WHAT YOU SHOULD DO: Go through the data below. List every line that holds the word "крепления".

^^^^^^^^

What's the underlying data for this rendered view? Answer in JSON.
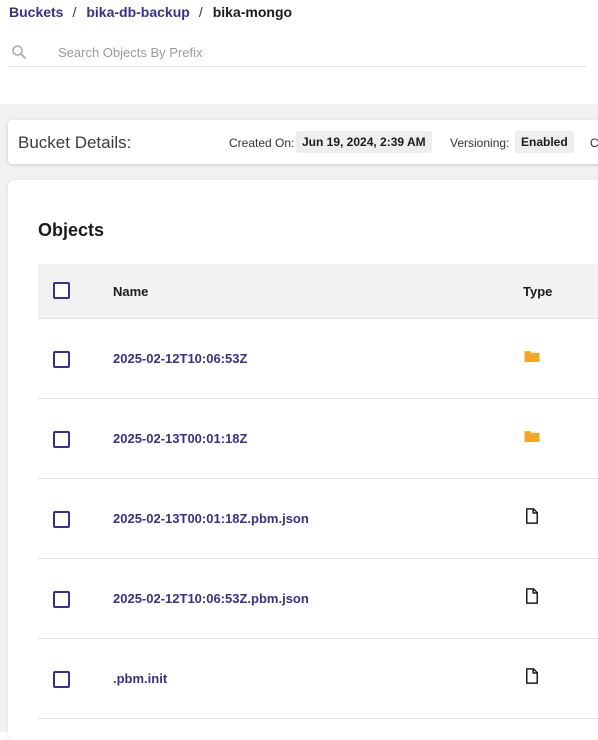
{
  "breadcrumb": {
    "items": [
      "Buckets",
      "bika-db-backup"
    ],
    "current": "bika-mongo",
    "separator": "/"
  },
  "search": {
    "placeholder": "Search Objects By Prefix",
    "value": ""
  },
  "details": {
    "title": "Bucket Details:",
    "created_label": "Created On:",
    "created_value": "Jun 19, 2024, 2:39 AM",
    "versioning_label": "Versioning:",
    "versioning_value": "Enabled",
    "trailing_text": "C"
  },
  "objects": {
    "title": "Objects",
    "columns": {
      "name": "Name",
      "type": "Type"
    },
    "rows": [
      {
        "name": "2025-02-12T10:06:53Z",
        "type_icon": "folder-icon"
      },
      {
        "name": "2025-02-13T00:01:18Z",
        "type_icon": "folder-icon"
      },
      {
        "name": "2025-02-13T00:01:18Z.pbm.json",
        "type_icon": "file-icon"
      },
      {
        "name": "2025-02-12T10:06:53Z.pbm.json",
        "type_icon": "file-icon"
      },
      {
        "name": ".pbm.init",
        "type_icon": "file-icon"
      }
    ]
  },
  "colors": {
    "accent": "#3a3086",
    "folder": "#f5a623",
    "background": "#f1f1f1"
  }
}
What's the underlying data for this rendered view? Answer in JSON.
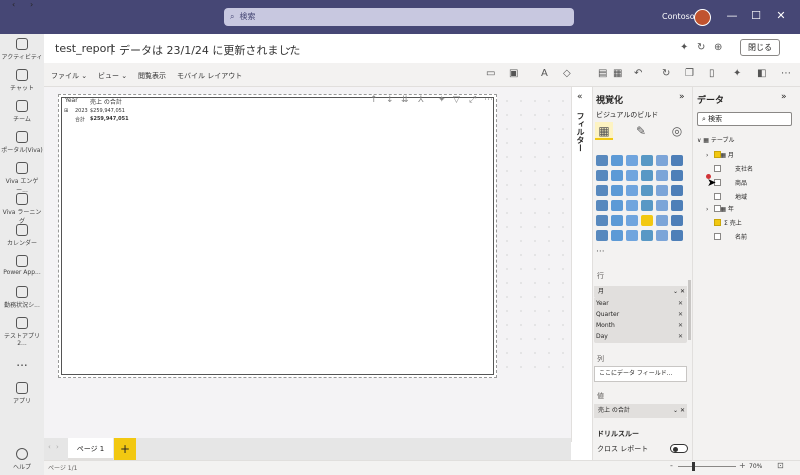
{
  "titlebar": {
    "back": "‹",
    "forward": "›",
    "search_placeholder": "検索",
    "tenant": "Contoso",
    "minimize": "—",
    "maximize": "☐",
    "close": "✕"
  },
  "rail": {
    "items": [
      {
        "label": "アクティビティ"
      },
      {
        "label": "チャット"
      },
      {
        "label": "チーム"
      },
      {
        "label": "ポータル(Viva)"
      },
      {
        "label": "Viva エンゲー..."
      },
      {
        "label": "Viva ラーニング"
      },
      {
        "label": "カレンダー"
      },
      {
        "label": "Power App..."
      },
      {
        "label": "勤務状況シ..."
      },
      {
        "label": "テストアプリ2..."
      },
      {
        "label": "アプリ"
      },
      {
        "label": "ヘルプ"
      }
    ],
    "more": "..."
  },
  "report": {
    "title": "test_report",
    "separator": "|",
    "updated": "データは 23/1/24 に更新されました",
    "chevron": "⌄",
    "close_button": "閉じる"
  },
  "menu": {
    "file": "ファイル ⌄",
    "view": "ビュー ⌄",
    "reading": "閲覧表示",
    "mobile": "モバイル レイアウト"
  },
  "matrix": {
    "header_year": "Year",
    "header_value": "売上 の合計",
    "rows": [
      {
        "expand": "⊞",
        "label": "2023",
        "value": "$259,947,051"
      },
      {
        "expand": "",
        "label": "合計",
        "value": "$259,947,051"
      }
    ]
  },
  "pages": {
    "tab": "ページ 1",
    "add": "+",
    "status": "ページ 1/1",
    "zoom": "70%"
  },
  "filters": {
    "label": "フィルター"
  },
  "viz": {
    "title": "視覚化",
    "build_label": "ビジュアルのビルド",
    "more": "···",
    "rows_label": "行",
    "rows_header": "月",
    "rows_fields": [
      "Year",
      "Quarter",
      "Month",
      "Day"
    ],
    "columns_label": "列",
    "columns_placeholder": "ここにデータ フィールド...",
    "values_label": "値",
    "values_field": "売上 の合計",
    "drill_label": "ドリルスルー",
    "cross_report": "クロス レポート"
  },
  "data_pane": {
    "title": "データ",
    "search_placeholder": "検索",
    "table": "テーブル",
    "fields": [
      {
        "name": "月",
        "checked": true
      },
      {
        "name": "支社名",
        "checked": false
      },
      {
        "name": "商品",
        "checked": false
      },
      {
        "name": "地域",
        "checked": false
      },
      {
        "name": "年",
        "checked": false
      },
      {
        "name": "売上",
        "checked": true
      },
      {
        "name": "名前",
        "checked": false
      }
    ]
  },
  "colors": {
    "titlebar": "#464775",
    "accent": "#f2c811"
  }
}
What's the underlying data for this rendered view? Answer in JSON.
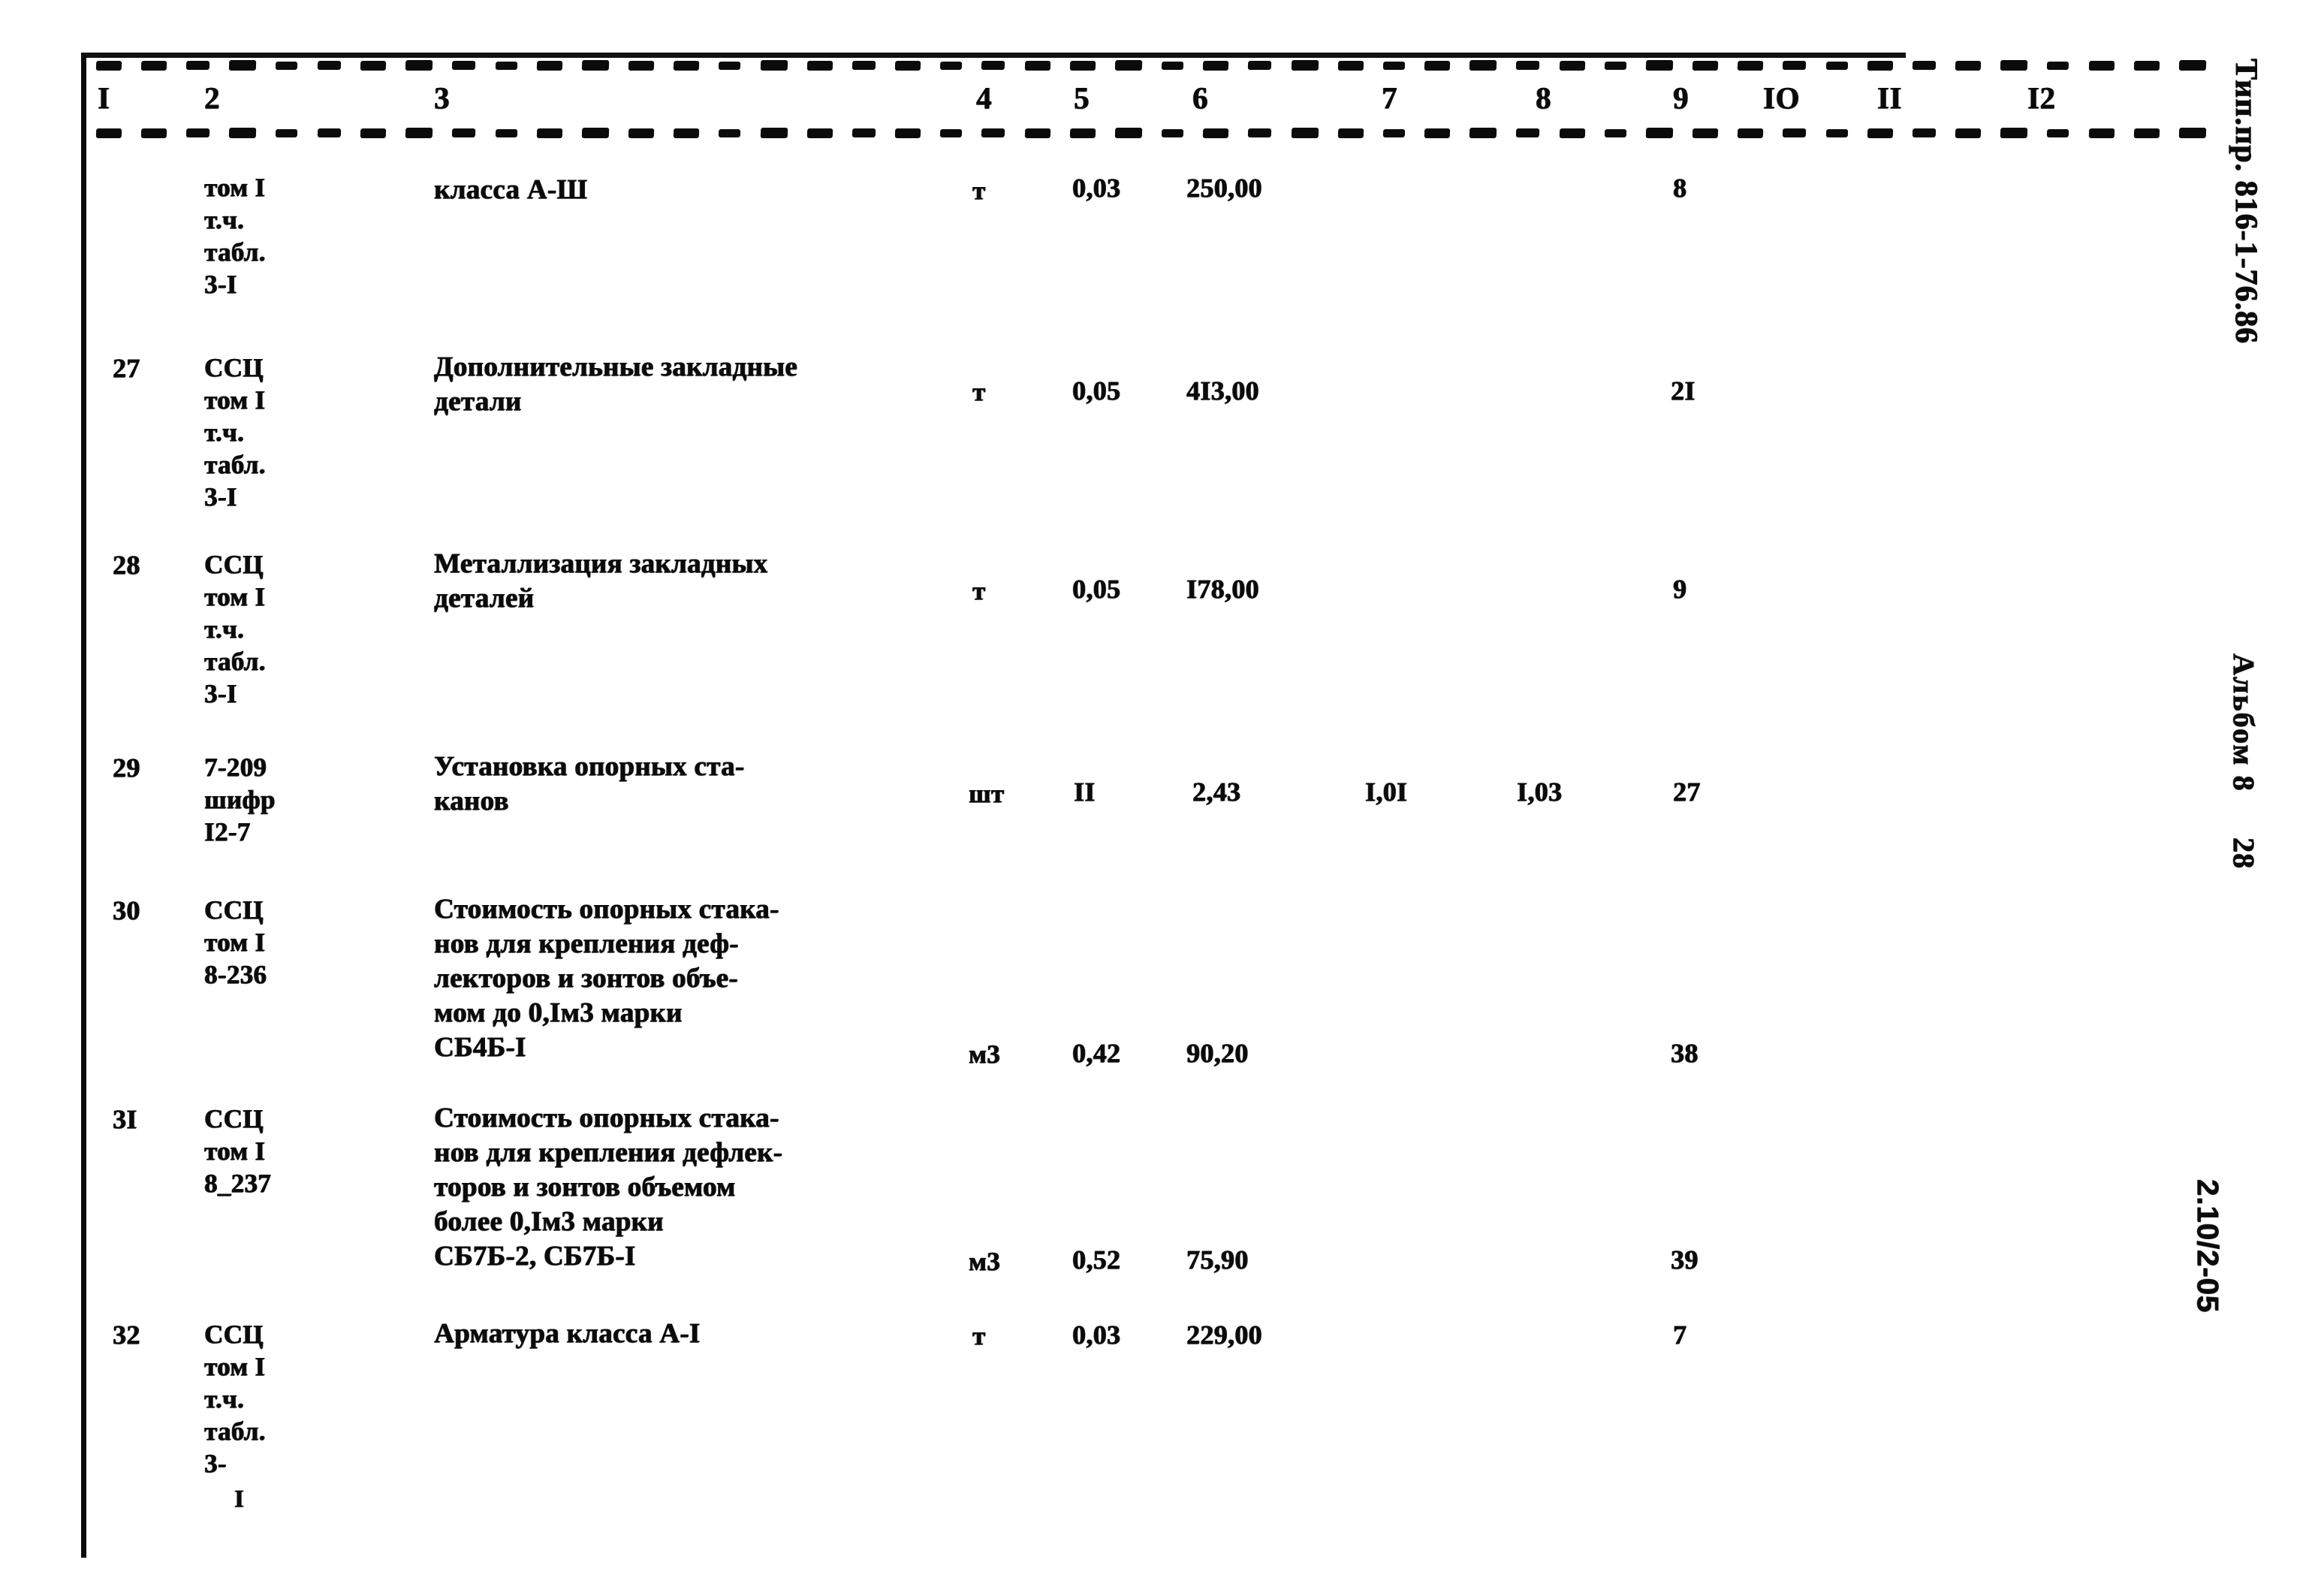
{
  "document": {
    "type": "smeta-table",
    "project_stamp": "Тип.пр. 816-1-76.86",
    "album_stamp": "Альбом 8",
    "page_stamp": "28",
    "code_stamp": "2.10/2-05"
  },
  "table": {
    "column_headers": [
      "I",
      "2",
      "3",
      "4",
      "5",
      "6",
      "7",
      "8",
      "9",
      "IO",
      "II",
      "I2"
    ],
    "rows": [
      {
        "no": "",
        "ref": "том I\nт.ч.\nтабл.\n3-I",
        "desc": "класса А-Ш",
        "unit": "т",
        "c5": "0,03",
        "c6": "250,00",
        "c7": "",
        "c8": "",
        "c9": "8",
        "c10": "",
        "c11": "",
        "c12": ""
      },
      {
        "no": "27",
        "ref": "ССЦ\nтом I\nт.ч.\nтабл.\n3-I",
        "desc": "Дополнительные закладные\nдетали",
        "unit": "т",
        "c5": "0,05",
        "c6": "4I3,00",
        "c7": "",
        "c8": "",
        "c9": "2I",
        "c10": "",
        "c11": "",
        "c12": ""
      },
      {
        "no": "28",
        "ref": "ССЦ\nтом I\nт.ч.\nтабл.\n3-I",
        "desc": "Металлизация закладных\nдеталей",
        "unit": "т",
        "c5": "0,05",
        "c6": "I78,00",
        "c7": "",
        "c8": "",
        "c9": "9",
        "c10": "",
        "c11": "",
        "c12": ""
      },
      {
        "no": "29",
        "ref": "7-209\nшифр\nI2-7",
        "desc": "Установка опорных ста-\nканов",
        "unit": "шт",
        "c5": "II",
        "c6": "2,43",
        "c7": "I,0I",
        "c8": "I,03",
        "c9": "27",
        "c10": "",
        "c11": "",
        "c12": ""
      },
      {
        "no": "30",
        "ref": "ССЦ\nтом I\n8-236",
        "desc": "Стоимость опорных стака-\nнов для крепления деф-\nлекторов и зонтов объе-\nмом до 0,Iм3 марки\nСБ4Б-I",
        "unit": "м3",
        "c5": "0,42",
        "c6": "90,20",
        "c7": "",
        "c8": "",
        "c9": "38",
        "c10": "",
        "c11": "",
        "c12": ""
      },
      {
        "no": "3I",
        "ref": "ССЦ\nтом I\n8_237",
        "desc": "Стоимость опорных стака-\nнов для крепления дефлек-\nторов и зонтов объемом\nболее 0,Iм3 марки\nСБ7Б-2, СБ7Б-I",
        "unit": "м3",
        "c5": "0,52",
        "c6": "75,90",
        "c7": "",
        "c8": "",
        "c9": "39",
        "c10": "",
        "c11": "",
        "c12": ""
      },
      {
        "no": "32",
        "ref": "ССЦ\nтом I\nт.ч.\nтабл.\n3-",
        "ref_tail": "I",
        "desc": "Арматура класса А-I",
        "unit": "т",
        "c5": "0,03",
        "c6": "229,00",
        "c7": "",
        "c8": "",
        "c9": "7",
        "c10": "",
        "c11": "",
        "c12": ""
      }
    ]
  }
}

^^^^^^^^

THE REPLY:
        "desc": "Стоимость опорных стака-\nнов для крепления деф-\nлекторов и зонтов объе-\nмом до 0,Iм3 марки\nСБ4Б-I",
        "desc": "Стоимость опорных стака-\nнов для крепления дефлек-\nторов и зонтов объемом\nболее 0,Iм3 марки\nСБ7Б-2, СБ7Б-I",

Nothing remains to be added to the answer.